* [Stated problem] Say how many lines include the word "name". Reply with nothing but the number.

* [Supplied records]
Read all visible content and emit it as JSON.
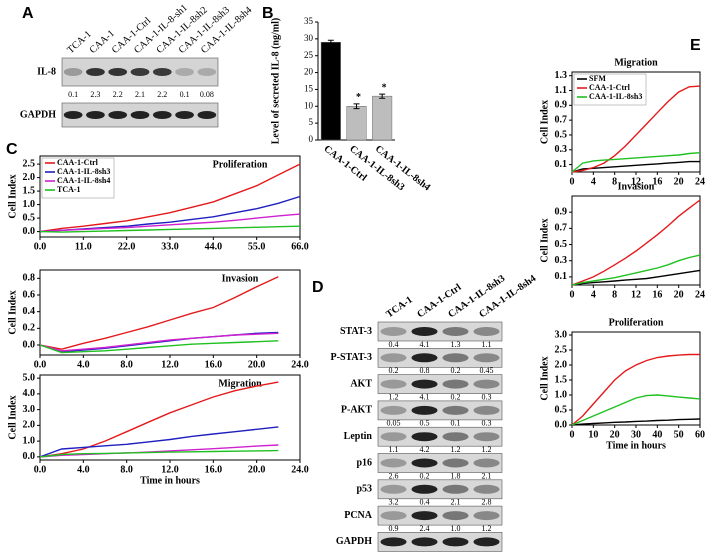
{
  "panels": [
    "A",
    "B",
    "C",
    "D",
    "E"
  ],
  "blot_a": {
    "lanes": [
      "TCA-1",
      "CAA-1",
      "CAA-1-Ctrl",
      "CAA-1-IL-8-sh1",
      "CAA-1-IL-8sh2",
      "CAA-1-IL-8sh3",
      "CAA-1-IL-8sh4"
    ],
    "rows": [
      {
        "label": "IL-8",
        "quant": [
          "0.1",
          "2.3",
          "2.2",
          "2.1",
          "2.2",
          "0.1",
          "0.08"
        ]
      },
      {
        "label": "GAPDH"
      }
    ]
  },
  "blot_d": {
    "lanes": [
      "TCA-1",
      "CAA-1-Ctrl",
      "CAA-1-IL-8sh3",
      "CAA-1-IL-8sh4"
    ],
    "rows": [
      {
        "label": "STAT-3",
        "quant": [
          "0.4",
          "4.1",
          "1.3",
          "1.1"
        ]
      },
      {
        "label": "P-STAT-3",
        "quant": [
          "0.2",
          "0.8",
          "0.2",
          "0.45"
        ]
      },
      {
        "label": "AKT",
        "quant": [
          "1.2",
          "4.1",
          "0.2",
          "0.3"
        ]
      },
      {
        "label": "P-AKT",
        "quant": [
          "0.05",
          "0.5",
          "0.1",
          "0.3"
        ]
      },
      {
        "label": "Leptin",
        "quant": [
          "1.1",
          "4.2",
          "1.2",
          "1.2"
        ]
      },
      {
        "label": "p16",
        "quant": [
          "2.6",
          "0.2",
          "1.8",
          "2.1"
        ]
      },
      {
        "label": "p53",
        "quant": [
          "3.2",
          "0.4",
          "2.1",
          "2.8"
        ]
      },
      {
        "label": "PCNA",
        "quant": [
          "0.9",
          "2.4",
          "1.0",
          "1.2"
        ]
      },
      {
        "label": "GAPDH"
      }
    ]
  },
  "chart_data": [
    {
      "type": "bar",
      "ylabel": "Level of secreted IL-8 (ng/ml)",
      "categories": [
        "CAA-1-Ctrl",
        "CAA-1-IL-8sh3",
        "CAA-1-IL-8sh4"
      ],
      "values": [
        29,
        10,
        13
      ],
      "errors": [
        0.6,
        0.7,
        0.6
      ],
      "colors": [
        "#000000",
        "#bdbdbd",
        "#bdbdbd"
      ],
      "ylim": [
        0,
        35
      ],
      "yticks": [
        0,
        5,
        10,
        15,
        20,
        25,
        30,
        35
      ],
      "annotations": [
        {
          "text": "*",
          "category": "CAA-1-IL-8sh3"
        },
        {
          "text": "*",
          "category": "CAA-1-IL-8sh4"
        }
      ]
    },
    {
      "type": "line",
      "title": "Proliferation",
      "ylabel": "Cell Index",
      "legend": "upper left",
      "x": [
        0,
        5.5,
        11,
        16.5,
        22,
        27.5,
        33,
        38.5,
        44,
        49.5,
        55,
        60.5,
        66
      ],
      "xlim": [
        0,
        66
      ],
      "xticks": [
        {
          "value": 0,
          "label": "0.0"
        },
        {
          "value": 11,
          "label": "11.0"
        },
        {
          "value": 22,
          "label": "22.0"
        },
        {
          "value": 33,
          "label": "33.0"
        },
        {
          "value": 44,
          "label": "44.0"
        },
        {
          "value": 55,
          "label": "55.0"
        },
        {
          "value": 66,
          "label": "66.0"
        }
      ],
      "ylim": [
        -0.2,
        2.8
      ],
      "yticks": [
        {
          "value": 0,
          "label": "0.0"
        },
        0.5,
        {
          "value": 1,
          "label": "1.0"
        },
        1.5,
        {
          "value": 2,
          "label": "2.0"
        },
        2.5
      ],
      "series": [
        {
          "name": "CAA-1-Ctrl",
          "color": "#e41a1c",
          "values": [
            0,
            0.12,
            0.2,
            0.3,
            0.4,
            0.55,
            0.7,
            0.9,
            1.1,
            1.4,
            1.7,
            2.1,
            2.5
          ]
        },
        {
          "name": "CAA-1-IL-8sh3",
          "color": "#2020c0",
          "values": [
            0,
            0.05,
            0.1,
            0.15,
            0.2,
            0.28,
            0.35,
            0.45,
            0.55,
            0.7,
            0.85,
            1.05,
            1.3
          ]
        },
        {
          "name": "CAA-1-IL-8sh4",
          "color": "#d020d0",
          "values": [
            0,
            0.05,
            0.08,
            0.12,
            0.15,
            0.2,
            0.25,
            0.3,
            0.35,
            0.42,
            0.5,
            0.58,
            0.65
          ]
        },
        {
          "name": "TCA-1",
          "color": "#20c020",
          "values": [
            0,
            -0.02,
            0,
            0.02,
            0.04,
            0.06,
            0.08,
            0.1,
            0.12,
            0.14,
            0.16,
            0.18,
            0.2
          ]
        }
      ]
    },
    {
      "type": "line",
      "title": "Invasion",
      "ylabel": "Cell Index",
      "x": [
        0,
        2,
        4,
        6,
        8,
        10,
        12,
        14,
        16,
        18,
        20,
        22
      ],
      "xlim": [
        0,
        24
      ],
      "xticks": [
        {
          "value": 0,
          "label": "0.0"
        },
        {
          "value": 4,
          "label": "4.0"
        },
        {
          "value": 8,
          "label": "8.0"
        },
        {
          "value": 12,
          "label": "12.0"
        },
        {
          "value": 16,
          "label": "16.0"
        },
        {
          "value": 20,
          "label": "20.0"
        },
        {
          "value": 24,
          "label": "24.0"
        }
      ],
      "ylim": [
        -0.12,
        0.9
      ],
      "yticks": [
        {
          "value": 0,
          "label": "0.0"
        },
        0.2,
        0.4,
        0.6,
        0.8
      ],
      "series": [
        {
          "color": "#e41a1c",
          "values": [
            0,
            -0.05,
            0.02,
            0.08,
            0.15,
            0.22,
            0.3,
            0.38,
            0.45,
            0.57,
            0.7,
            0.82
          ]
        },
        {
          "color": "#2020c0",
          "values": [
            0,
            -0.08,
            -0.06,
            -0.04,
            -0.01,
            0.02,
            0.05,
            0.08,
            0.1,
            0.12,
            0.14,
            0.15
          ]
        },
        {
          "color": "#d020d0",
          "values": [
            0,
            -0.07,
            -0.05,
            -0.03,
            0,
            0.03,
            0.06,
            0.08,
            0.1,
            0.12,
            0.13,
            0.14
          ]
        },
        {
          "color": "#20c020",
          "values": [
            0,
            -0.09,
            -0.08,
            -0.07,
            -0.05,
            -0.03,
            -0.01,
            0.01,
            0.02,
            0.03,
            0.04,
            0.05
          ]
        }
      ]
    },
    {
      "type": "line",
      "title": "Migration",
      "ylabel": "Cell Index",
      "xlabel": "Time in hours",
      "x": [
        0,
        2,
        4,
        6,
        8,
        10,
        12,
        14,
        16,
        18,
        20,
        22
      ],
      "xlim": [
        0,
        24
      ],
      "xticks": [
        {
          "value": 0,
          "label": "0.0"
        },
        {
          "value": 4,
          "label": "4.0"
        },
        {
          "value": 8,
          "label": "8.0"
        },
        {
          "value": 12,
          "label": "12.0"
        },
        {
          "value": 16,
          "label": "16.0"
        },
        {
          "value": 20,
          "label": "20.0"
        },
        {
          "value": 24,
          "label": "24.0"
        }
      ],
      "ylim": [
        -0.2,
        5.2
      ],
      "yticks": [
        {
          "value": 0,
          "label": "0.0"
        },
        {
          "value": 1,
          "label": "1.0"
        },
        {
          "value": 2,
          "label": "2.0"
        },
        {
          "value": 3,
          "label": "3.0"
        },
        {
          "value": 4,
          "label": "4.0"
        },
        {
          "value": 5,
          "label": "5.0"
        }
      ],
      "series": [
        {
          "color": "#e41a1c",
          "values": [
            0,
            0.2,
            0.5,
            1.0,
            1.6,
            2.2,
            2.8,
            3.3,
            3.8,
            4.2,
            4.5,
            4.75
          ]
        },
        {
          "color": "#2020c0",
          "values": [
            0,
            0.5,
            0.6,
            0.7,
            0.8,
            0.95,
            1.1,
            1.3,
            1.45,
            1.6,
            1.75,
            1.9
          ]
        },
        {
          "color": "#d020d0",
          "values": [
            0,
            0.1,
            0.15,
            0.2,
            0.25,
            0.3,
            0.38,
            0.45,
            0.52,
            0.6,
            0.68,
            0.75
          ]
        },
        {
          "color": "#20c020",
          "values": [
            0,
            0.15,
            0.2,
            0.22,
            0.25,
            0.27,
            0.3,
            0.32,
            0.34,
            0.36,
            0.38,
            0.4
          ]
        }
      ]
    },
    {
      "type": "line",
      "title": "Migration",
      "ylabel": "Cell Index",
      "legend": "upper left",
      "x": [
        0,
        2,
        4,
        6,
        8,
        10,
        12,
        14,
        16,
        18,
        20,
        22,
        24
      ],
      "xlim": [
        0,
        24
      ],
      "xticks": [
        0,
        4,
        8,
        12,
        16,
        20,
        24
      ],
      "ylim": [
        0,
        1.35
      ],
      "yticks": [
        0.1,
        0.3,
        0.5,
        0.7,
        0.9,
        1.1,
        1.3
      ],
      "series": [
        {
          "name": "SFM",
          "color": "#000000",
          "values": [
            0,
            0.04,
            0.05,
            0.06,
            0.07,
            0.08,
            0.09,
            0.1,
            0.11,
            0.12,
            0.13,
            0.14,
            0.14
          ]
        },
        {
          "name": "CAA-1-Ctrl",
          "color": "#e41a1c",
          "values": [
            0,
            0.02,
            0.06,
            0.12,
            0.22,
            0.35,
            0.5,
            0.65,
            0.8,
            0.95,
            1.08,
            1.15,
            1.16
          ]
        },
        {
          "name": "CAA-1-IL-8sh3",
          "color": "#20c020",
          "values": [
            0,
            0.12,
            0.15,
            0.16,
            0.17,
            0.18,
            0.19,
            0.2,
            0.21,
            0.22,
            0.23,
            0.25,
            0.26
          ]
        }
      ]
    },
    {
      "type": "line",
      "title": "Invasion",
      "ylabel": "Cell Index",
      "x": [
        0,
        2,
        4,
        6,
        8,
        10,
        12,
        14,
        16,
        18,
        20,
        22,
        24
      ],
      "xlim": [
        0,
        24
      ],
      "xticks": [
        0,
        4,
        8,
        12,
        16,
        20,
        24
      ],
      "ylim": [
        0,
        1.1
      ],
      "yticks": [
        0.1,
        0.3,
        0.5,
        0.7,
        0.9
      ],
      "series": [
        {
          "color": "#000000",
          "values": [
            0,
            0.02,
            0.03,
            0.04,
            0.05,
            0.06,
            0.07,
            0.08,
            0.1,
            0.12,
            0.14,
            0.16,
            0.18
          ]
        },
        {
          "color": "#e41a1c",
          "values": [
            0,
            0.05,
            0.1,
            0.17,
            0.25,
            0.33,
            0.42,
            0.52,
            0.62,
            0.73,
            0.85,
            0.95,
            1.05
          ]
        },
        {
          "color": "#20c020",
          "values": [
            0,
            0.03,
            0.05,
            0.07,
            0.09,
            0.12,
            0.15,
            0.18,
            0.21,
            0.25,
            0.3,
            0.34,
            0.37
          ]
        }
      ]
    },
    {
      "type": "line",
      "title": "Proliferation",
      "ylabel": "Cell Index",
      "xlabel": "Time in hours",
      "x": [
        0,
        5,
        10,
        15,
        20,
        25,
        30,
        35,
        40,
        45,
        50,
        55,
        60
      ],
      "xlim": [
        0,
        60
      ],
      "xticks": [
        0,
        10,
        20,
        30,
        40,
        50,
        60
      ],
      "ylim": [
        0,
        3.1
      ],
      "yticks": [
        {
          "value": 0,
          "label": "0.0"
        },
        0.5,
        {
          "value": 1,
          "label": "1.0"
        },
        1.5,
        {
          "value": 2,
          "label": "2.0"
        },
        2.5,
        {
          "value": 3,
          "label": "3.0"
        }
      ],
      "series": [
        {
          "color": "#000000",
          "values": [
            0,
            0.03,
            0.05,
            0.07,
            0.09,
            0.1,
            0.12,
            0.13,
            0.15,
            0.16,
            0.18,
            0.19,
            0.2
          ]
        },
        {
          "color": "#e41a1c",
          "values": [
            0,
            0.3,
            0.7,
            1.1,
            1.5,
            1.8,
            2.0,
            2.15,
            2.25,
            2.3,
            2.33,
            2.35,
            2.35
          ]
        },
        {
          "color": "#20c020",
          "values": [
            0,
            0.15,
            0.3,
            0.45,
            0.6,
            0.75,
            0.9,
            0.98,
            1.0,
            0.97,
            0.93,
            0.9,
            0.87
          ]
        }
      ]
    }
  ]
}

* [Full solution] 7